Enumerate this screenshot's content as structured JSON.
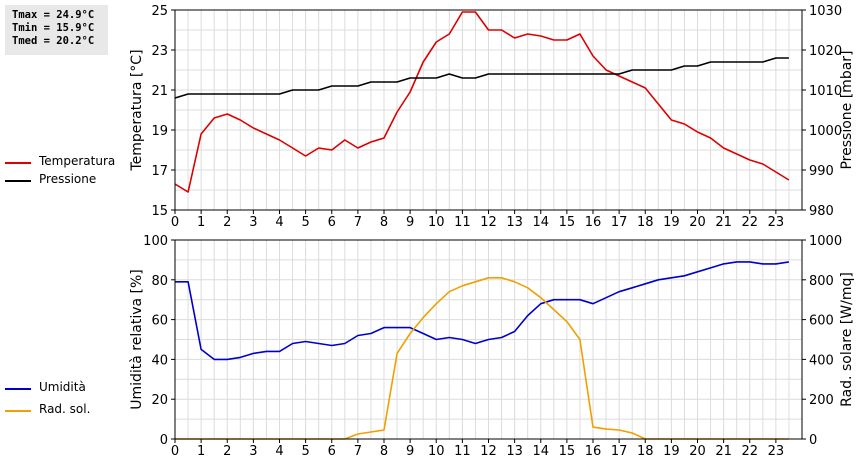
{
  "stats": {
    "tmax": "Tmax = 24.9°C",
    "tmin": "Tmin = 15.9°C",
    "tmed": "Tmed = 20.2°C"
  },
  "chart_data": [
    {
      "type": "line",
      "ylabel_left": "Temperatura [°C]",
      "ylabel_right": "Pressione [mbar]",
      "xlim": [
        0,
        24
      ],
      "ylim_left": [
        15,
        25
      ],
      "ylim_right": [
        980,
        1030
      ],
      "x_ticks": [
        "0",
        "1",
        "2",
        "3",
        "4",
        "5",
        "6",
        "7",
        "8",
        "9",
        "10",
        "11",
        "12",
        "13",
        "14",
        "15",
        "16",
        "17",
        "18",
        "19",
        "20",
        "21",
        "22",
        "23"
      ],
      "y_ticks_left": [
        "15",
        "17",
        "19",
        "21",
        "23",
        "25"
      ],
      "y_ticks_right": [
        "980",
        "990",
        "1000",
        "1010",
        "1020",
        "1030"
      ],
      "grid": true,
      "legend_placement": "left-outside",
      "series": [
        {
          "name": "Temperatura",
          "color": "#dd0000",
          "axis": "left",
          "x": [
            0,
            0.5,
            1,
            1.5,
            2,
            2.5,
            3,
            3.5,
            4,
            4.5,
            5,
            5.5,
            6,
            6.5,
            7,
            7.5,
            8,
            8.5,
            9,
            9.5,
            10,
            10.5,
            11,
            11.5,
            12,
            12.5,
            13,
            13.5,
            14,
            14.5,
            15,
            15.5,
            16,
            16.5,
            17,
            17.5,
            18,
            18.5,
            19,
            19.5,
            20,
            20.5,
            21,
            21.5,
            22,
            22.5,
            23,
            23.5
          ],
          "values": [
            16.3,
            15.9,
            18.8,
            19.6,
            19.8,
            19.5,
            19.1,
            18.8,
            18.5,
            18.1,
            17.7,
            18.1,
            18.0,
            18.5,
            18.1,
            18.4,
            18.6,
            19.9,
            20.9,
            22.4,
            23.4,
            23.8,
            24.9,
            24.9,
            24.0,
            24.0,
            23.6,
            23.8,
            23.7,
            23.5,
            23.5,
            23.8,
            22.7,
            22.0,
            21.7,
            21.4,
            21.1,
            20.3,
            19.5,
            19.3,
            18.9,
            18.6,
            18.1,
            17.8,
            17.5,
            17.3,
            16.9,
            16.5
          ]
        },
        {
          "name": "Pressione",
          "color": "#000000",
          "axis": "right",
          "x": [
            0,
            0.5,
            1,
            1.5,
            2,
            2.5,
            3,
            3.5,
            4,
            4.5,
            5,
            5.5,
            6,
            6.5,
            7,
            7.5,
            8,
            8.5,
            9,
            9.5,
            10,
            10.5,
            11,
            11.5,
            12,
            12.5,
            13,
            13.5,
            14,
            14.5,
            15,
            15.5,
            16,
            16.5,
            17,
            17.5,
            18,
            18.5,
            19,
            19.5,
            20,
            20.5,
            21,
            21.5,
            22,
            22.5,
            23,
            23.5
          ],
          "values": [
            1008,
            1009,
            1009,
            1009,
            1009,
            1009,
            1009,
            1009,
            1009,
            1010,
            1010,
            1010,
            1011,
            1011,
            1011,
            1012,
            1012,
            1012,
            1013,
            1013,
            1013,
            1014,
            1013,
            1013,
            1014,
            1014,
            1014,
            1014,
            1014,
            1014,
            1014,
            1014,
            1014,
            1014,
            1014,
            1015,
            1015,
            1015,
            1015,
            1016,
            1016,
            1017,
            1017,
            1017,
            1017,
            1017,
            1018,
            1018
          ]
        }
      ]
    },
    {
      "type": "line",
      "ylabel_left": "Umidità relativa [%]",
      "ylabel_right": "Rad. solare [W/mq]",
      "xlim": [
        0,
        24
      ],
      "ylim_left": [
        0,
        100
      ],
      "ylim_right": [
        0,
        1000
      ],
      "x_ticks": [
        "0",
        "1",
        "2",
        "3",
        "4",
        "5",
        "6",
        "7",
        "8",
        "9",
        "10",
        "11",
        "12",
        "13",
        "14",
        "15",
        "16",
        "17",
        "18",
        "19",
        "20",
        "21",
        "22",
        "23"
      ],
      "y_ticks_left": [
        "0",
        "20",
        "40",
        "60",
        "80",
        "100"
      ],
      "y_ticks_right": [
        "0",
        "200",
        "400",
        "600",
        "800",
        "1000"
      ],
      "grid": true,
      "legend_placement": "left-outside",
      "series": [
        {
          "name": "Umidità",
          "color": "#0000cc",
          "axis": "left",
          "x": [
            0,
            0.5,
            1,
            1.5,
            2,
            2.5,
            3,
            3.5,
            4,
            4.5,
            5,
            5.5,
            6,
            6.5,
            7,
            7.5,
            8,
            8.5,
            9,
            9.5,
            10,
            10.5,
            11,
            11.5,
            12,
            12.5,
            13,
            13.5,
            14,
            14.5,
            15,
            15.5,
            16,
            16.5,
            17,
            17.5,
            18,
            18.5,
            19,
            19.5,
            20,
            20.5,
            21,
            21.5,
            22,
            22.5,
            23,
            23.5
          ],
          "values": [
            79,
            79,
            45,
            40,
            40,
            41,
            43,
            44,
            44,
            48,
            49,
            48,
            47,
            48,
            52,
            53,
            56,
            56,
            56,
            53,
            50,
            51,
            50,
            48,
            50,
            51,
            54,
            62,
            68,
            70,
            70,
            70,
            68,
            71,
            74,
            76,
            78,
            80,
            81,
            82,
            84,
            86,
            88,
            89,
            89,
            88,
            88,
            89
          ]
        },
        {
          "name": "Rad. sol.",
          "color": "#f0a000",
          "axis": "right",
          "x": [
            0,
            0.5,
            1,
            1.5,
            2,
            2.5,
            3,
            3.5,
            4,
            4.5,
            5,
            5.5,
            6,
            6.5,
            7,
            7.5,
            8,
            8.5,
            9,
            9.5,
            10,
            10.5,
            11,
            11.5,
            12,
            12.5,
            13,
            13.5,
            14,
            14.5,
            15,
            15.5,
            16,
            16.5,
            17,
            17.5,
            18,
            18.5,
            19,
            19.5,
            20,
            20.5,
            21,
            21.5,
            22,
            22.5,
            23,
            23.5
          ],
          "values": [
            0,
            0,
            0,
            0,
            0,
            0,
            0,
            0,
            0,
            0,
            0,
            0,
            0,
            0,
            25,
            35,
            45,
            430,
            530,
            610,
            680,
            740,
            770,
            790,
            810,
            810,
            790,
            760,
            710,
            650,
            590,
            500,
            60,
            50,
            45,
            30,
            0,
            0,
            0,
            0,
            0,
            0,
            0,
            0,
            0,
            0,
            0,
            0
          ]
        }
      ]
    }
  ]
}
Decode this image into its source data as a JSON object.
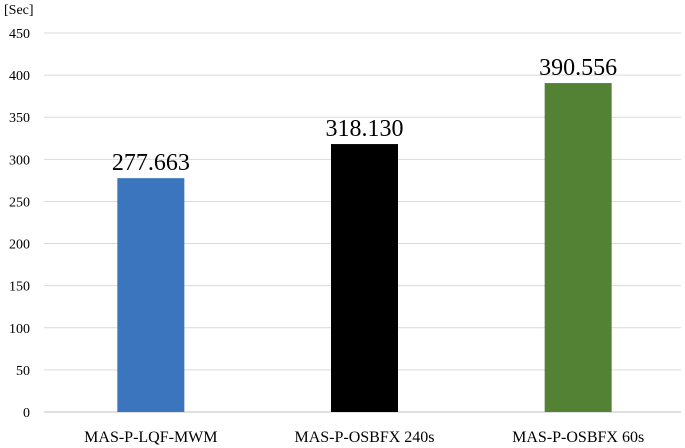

+===+

--- EXERCISE INSTRUCTIONS ---
Copy every line of the listing containing the string "name".

--- REPLY ---
          "name": "Temperatura",
          "name": "Pressione",
          "name": "Umidità",
          "name": "Rad. sol.",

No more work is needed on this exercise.